DATA TO PROCESS:
□ □ □
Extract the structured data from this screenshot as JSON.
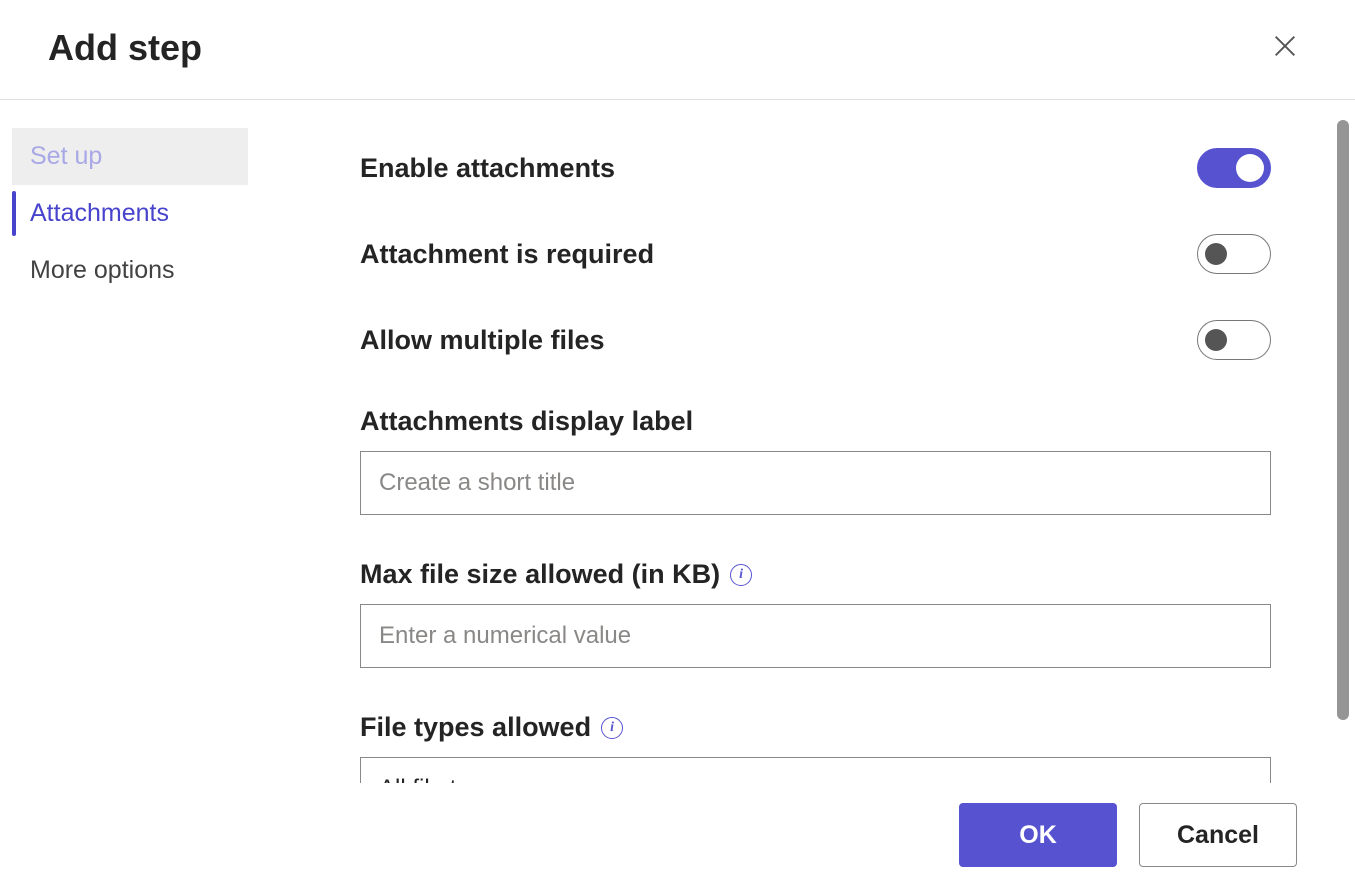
{
  "dialog": {
    "title": "Add step"
  },
  "sidebar": {
    "items": [
      {
        "label": "Set up",
        "state": "visited"
      },
      {
        "label": "Attachments",
        "state": "active"
      },
      {
        "label": "More options",
        "state": "normal"
      }
    ]
  },
  "form": {
    "enable_attachments": {
      "label": "Enable attachments",
      "value": true
    },
    "attachment_required": {
      "label": "Attachment is required",
      "value": false
    },
    "allow_multiple": {
      "label": "Allow multiple files",
      "value": false
    },
    "display_label": {
      "label": "Attachments display label",
      "placeholder": "Create a short title",
      "value": ""
    },
    "max_size": {
      "label": "Max file size allowed (in KB)",
      "placeholder": "Enter a numerical value",
      "value": ""
    },
    "file_types": {
      "label": "File types allowed",
      "selected": "All file types"
    }
  },
  "footer": {
    "ok": "OK",
    "cancel": "Cancel"
  }
}
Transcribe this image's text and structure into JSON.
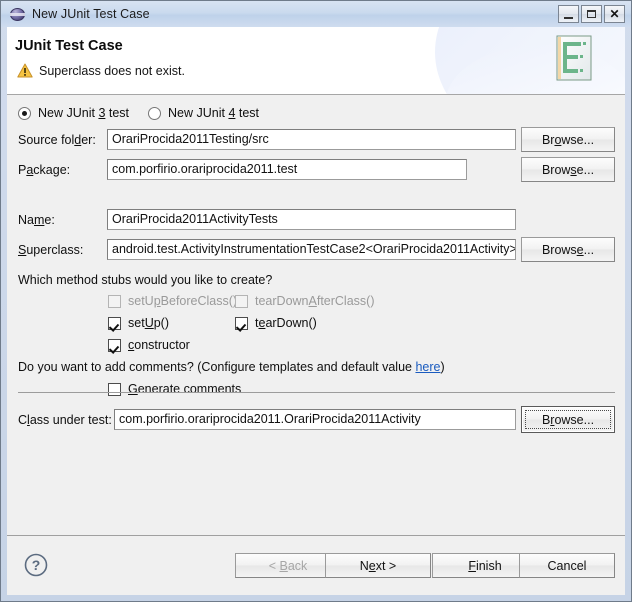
{
  "window": {
    "title": "New JUnit Test Case",
    "title_icon": "junit-sphere-icon",
    "controls": {
      "minimize": "minimize-icon",
      "maximize": "maximize-icon",
      "close": "close-icon"
    }
  },
  "banner": {
    "title": "JUnit Test Case",
    "message": "Superclass does not exist.",
    "message_icon": "warning-icon",
    "wizard_icon": "junit-testcase-banner-icon",
    "warning_color": "#f0b323"
  },
  "version_choice": {
    "junit3": {
      "label_pre": "New JUnit ",
      "mnemonic": "3",
      "label_post": " test",
      "selected": true
    },
    "junit4": {
      "label_pre": "New JUnit ",
      "mnemonic": "4",
      "label_post": " test",
      "selected": false
    }
  },
  "fields": {
    "source_folder": {
      "label_pre": "Source fol",
      "mnemonic": "d",
      "label_post": "er:",
      "value": "OrariProcida2011Testing/src",
      "browse": {
        "label_pre": "Br",
        "mnemonic": "o",
        "label_post": "wse..."
      }
    },
    "package": {
      "label_pre": "P",
      "mnemonic": "a",
      "label_post": "ckage:",
      "value": "com.porfirio.orariprocida2011.test",
      "browse": {
        "label_pre": "Brow",
        "mnemonic": "s",
        "label_post": "e..."
      }
    },
    "name": {
      "label_pre": "Na",
      "mnemonic": "m",
      "label_post": "e:",
      "value": "OrariProcida2011ActivityTests"
    },
    "superclass": {
      "label_pre": "",
      "mnemonic": "S",
      "label_post": "uperclass:",
      "value": "android.test.ActivityInstrumentationTestCase2<OrariProcida2011Activity>",
      "browse": {
        "label_pre": "Brows",
        "mnemonic": "e",
        "label_post": "..."
      }
    },
    "class_under_test": {
      "label_pre": "C",
      "mnemonic": "l",
      "label_post": "ass under test:",
      "value": "com.porfirio.orariprocida2011.OrariProcida2011Activity",
      "browse": {
        "label_pre": "B",
        "mnemonic": "r",
        "label_post": "owse..."
      }
    }
  },
  "stubs": {
    "question": "Which method stubs would you like to create?",
    "items": [
      {
        "label_pre": "setU",
        "mnemonic": "p",
        "label_post": "BeforeClass()",
        "checked": false,
        "enabled": false
      },
      {
        "label_pre": "tearDown",
        "mnemonic": "A",
        "label_post": "fterClass()",
        "checked": false,
        "enabled": false
      },
      {
        "label_pre": "set",
        "mnemonic": "U",
        "label_post": "p()",
        "checked": true,
        "enabled": true
      },
      {
        "label_pre": "t",
        "mnemonic": "e",
        "label_post": "arDown()",
        "checked": true,
        "enabled": true
      },
      {
        "label_pre": "",
        "mnemonic": "c",
        "label_post": "onstructor",
        "checked": true,
        "enabled": true
      }
    ]
  },
  "comments": {
    "question_pre": "Do you want to add comments? (Configure templates and default value ",
    "link": "here",
    "question_post": ")",
    "generate": {
      "label_pre": "",
      "mnemonic": "G",
      "label_post": "enerate comments",
      "checked": false
    }
  },
  "buttonbar": {
    "help_icon": "help-question-icon",
    "buttons": [
      {
        "name": "back-button",
        "label_pre": "< ",
        "mnemonic": "B",
        "label_post": "ack",
        "enabled": false
      },
      {
        "name": "next-button",
        "label_pre": "N",
        "mnemonic": "e",
        "label_post": "xt >",
        "enabled": true
      },
      {
        "name": "finish-button",
        "label_pre": "",
        "mnemonic": "F",
        "label_post": "inish",
        "enabled": true
      },
      {
        "name": "cancel-button",
        "label_pre": "Cancel",
        "mnemonic": "",
        "label_post": "",
        "enabled": true
      }
    ]
  }
}
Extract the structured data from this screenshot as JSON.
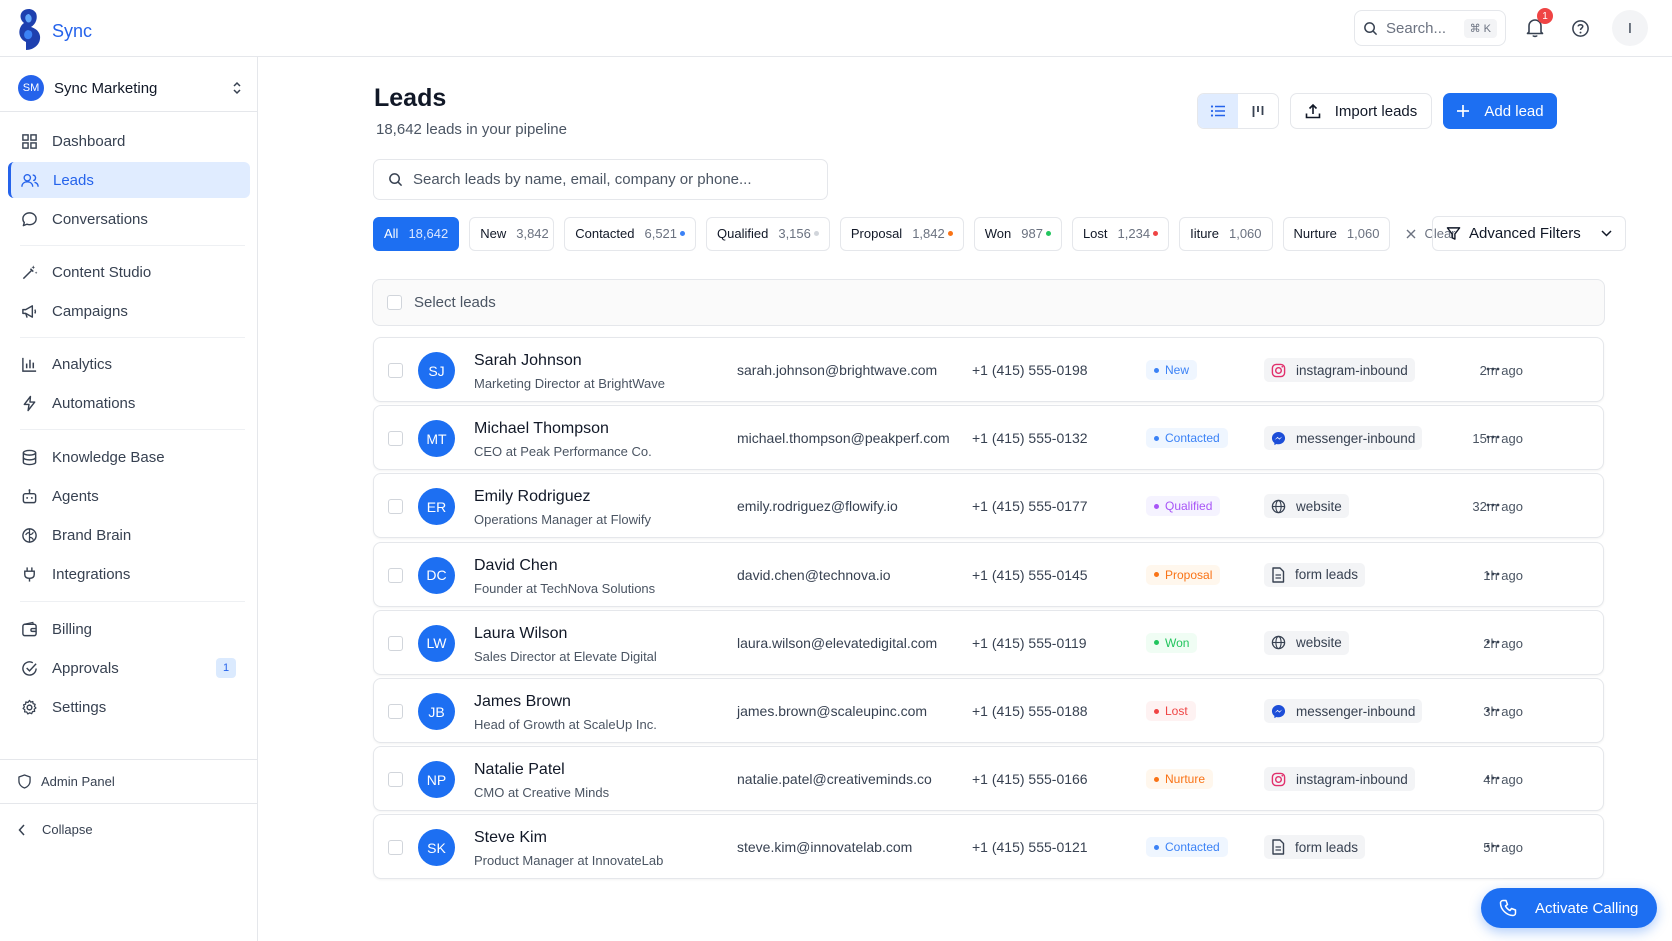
{
  "app": {
    "name": "Sync"
  },
  "topbar": {
    "search_placeholder": "Search...",
    "search_shortcut": "⌘ K",
    "notif_count": "1",
    "user_initial": "I"
  },
  "workspace": {
    "initials": "SM",
    "name": "Sync Marketing"
  },
  "nav": [
    {
      "label": "Dashboard",
      "icon": "grid-icon"
    },
    {
      "label": "Leads",
      "icon": "users-icon",
      "active": true
    },
    {
      "label": "Conversations",
      "icon": "chat-icon"
    },
    {
      "label": "Content Studio",
      "icon": "wand-icon"
    },
    {
      "label": "Campaigns",
      "icon": "megaphone-icon"
    },
    {
      "label": "Analytics",
      "icon": "bar-chart-icon"
    },
    {
      "label": "Automations",
      "icon": "lightning-icon"
    },
    {
      "label": "Knowledge Base",
      "icon": "database-icon"
    },
    {
      "label": "Agents",
      "icon": "bot-icon"
    },
    {
      "label": "Brand Brain",
      "icon": "brain-icon"
    },
    {
      "label": "Integrations",
      "icon": "plug-icon"
    },
    {
      "label": "Billing",
      "icon": "wallet-icon"
    },
    {
      "label": "Approvals",
      "icon": "check-circle-icon",
      "badge": "1"
    },
    {
      "label": "Settings",
      "icon": "gear-icon"
    }
  ],
  "sidebar_footer": {
    "admin": "Admin Panel",
    "collapse": "Collapse"
  },
  "header": {
    "title": "Leads",
    "subtitle": "18,642 leads in your pipeline",
    "import_label": "Import leads",
    "add_label": "Add lead"
  },
  "lead_search": {
    "placeholder": "Search leads by name, email, company or phone..."
  },
  "filters": [
    {
      "label": "All",
      "count": "18,642",
      "active": true
    },
    {
      "label": "New",
      "count": "3,842"
    },
    {
      "label": "Contacted",
      "count": "6,521",
      "dot": "#3b82f6"
    },
    {
      "label": "Qualified",
      "count": "3,156",
      "dot": "#d1d5db"
    },
    {
      "label": "Proposal",
      "count": "1,842",
      "dot": "#f97316"
    },
    {
      "label": "Won",
      "count": "987",
      "dot": "#22c55e"
    },
    {
      "label": "Lost",
      "count": "1,234",
      "dot": "#ef4444"
    },
    {
      "label": "Iiture",
      "count": "1,060"
    },
    {
      "label": "Nurture",
      "count": "1,060"
    }
  ],
  "filters_clear": "Clear",
  "advanced_filters": "Advanced Filters",
  "select_leads": "Select leads",
  "leads": [
    {
      "initials": "SJ",
      "name": "Sarah Johnson",
      "title": "Marketing Director at BrightWave",
      "email": "sarah.johnson@brightwave.com",
      "phone": "+1 (415) 555-0198",
      "status": "New",
      "source": "instagram-inbound",
      "source_icon": "instagram-icon",
      "time": "2m ago"
    },
    {
      "initials": "MT",
      "name": "Michael Thompson",
      "title": "CEO at Peak Performance Co.",
      "email": "michael.thompson@peakperf.com",
      "phone": "+1 (415) 555-0132",
      "status": "Contacted",
      "source": "messenger-inbound",
      "source_icon": "messenger-icon",
      "time": "15m ago"
    },
    {
      "initials": "ER",
      "name": "Emily Rodriguez",
      "title": "Operations Manager at Flowify",
      "email": "emily.rodriguez@flowify.io",
      "phone": "+1 (415) 555-0177",
      "status": "Qualified",
      "source": "website",
      "source_icon": "globe-icon",
      "time": "32m ago"
    },
    {
      "initials": "DC",
      "name": "David Chen",
      "title": "Founder at TechNova Solutions",
      "email": "david.chen@technova.io",
      "phone": "+1 (415) 555-0145",
      "status": "Proposal",
      "source": "form leads",
      "source_icon": "document-icon",
      "time": "1h ago"
    },
    {
      "initials": "LW",
      "name": "Laura Wilson",
      "title": "Sales Director at Elevate Digital",
      "email": "laura.wilson@elevatedigital.com",
      "phone": "+1 (415) 555-0119",
      "status": "Won",
      "source": "website",
      "source_icon": "globe-icon",
      "time": "2h ago"
    },
    {
      "initials": "JB",
      "name": "James Brown",
      "title": "Head of Growth at ScaleUp Inc.",
      "email": "james.brown@scaleupinc.com",
      "phone": "+1 (415) 555-0188",
      "status": "Lost",
      "source": "messenger-inbound",
      "source_icon": "messenger-icon",
      "time": "3h ago"
    },
    {
      "initials": "NP",
      "name": "Natalie Patel",
      "title": "CMO at Creative Minds",
      "email": "natalie.patel@creativeminds.co",
      "phone": "+1 (415) 555-0166",
      "status": "Nurture",
      "source": "instagram-inbound",
      "source_icon": "instagram-icon",
      "time": "4h ago"
    },
    {
      "initials": "SK",
      "name": "Steve Kim",
      "title": "Product Manager at InnovateLab",
      "email": "steve.kim@innovatelab.com",
      "phone": "+1 (415) 555-0121",
      "status": "Contacted",
      "source": "form leads",
      "source_icon": "document-icon",
      "time": "5h ago"
    }
  ],
  "status_colors": {
    "New": {
      "bg": "#eff6ff",
      "fg": "#3b82f6"
    },
    "Contacted": {
      "bg": "#eff6ff",
      "fg": "#3b82f6"
    },
    "Qualified": {
      "bg": "#f5f3ff",
      "fg": "#a855f7"
    },
    "Proposal": {
      "bg": "#fff7ed",
      "fg": "#f97316"
    },
    "Won": {
      "bg": "#f0fdf4",
      "fg": "#22c55e"
    },
    "Lost": {
      "bg": "#fef2f2",
      "fg": "#ef4444"
    },
    "Nurture": {
      "bg": "#fff7ed",
      "fg": "#f97316"
    }
  },
  "fab": {
    "label": "Activate Calling"
  },
  "colors": {
    "accent": "#1d6ff2"
  }
}
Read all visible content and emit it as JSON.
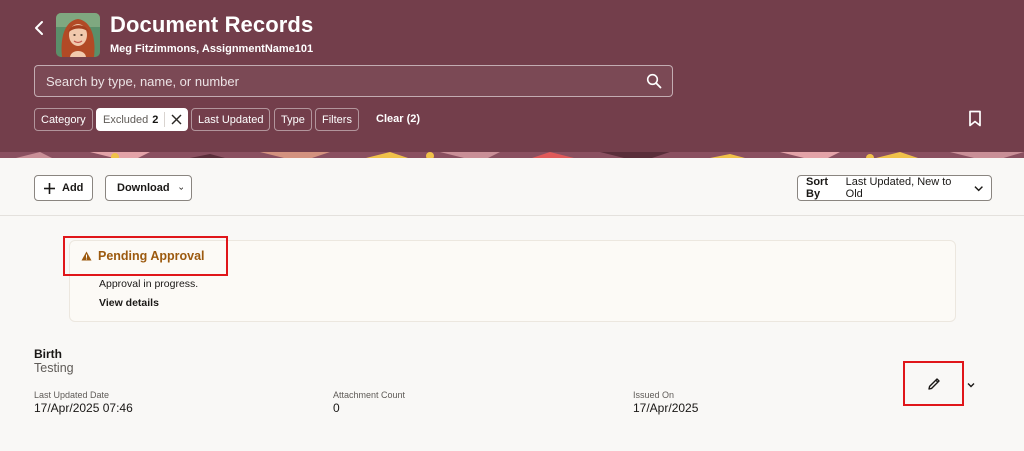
□ □ □
SHORT EXERCISE: Copy every line of the records above that holds the word "state".

EXPECTED ANSWER:
        "state": "visited"
        "state": "active"
        "state": "normal"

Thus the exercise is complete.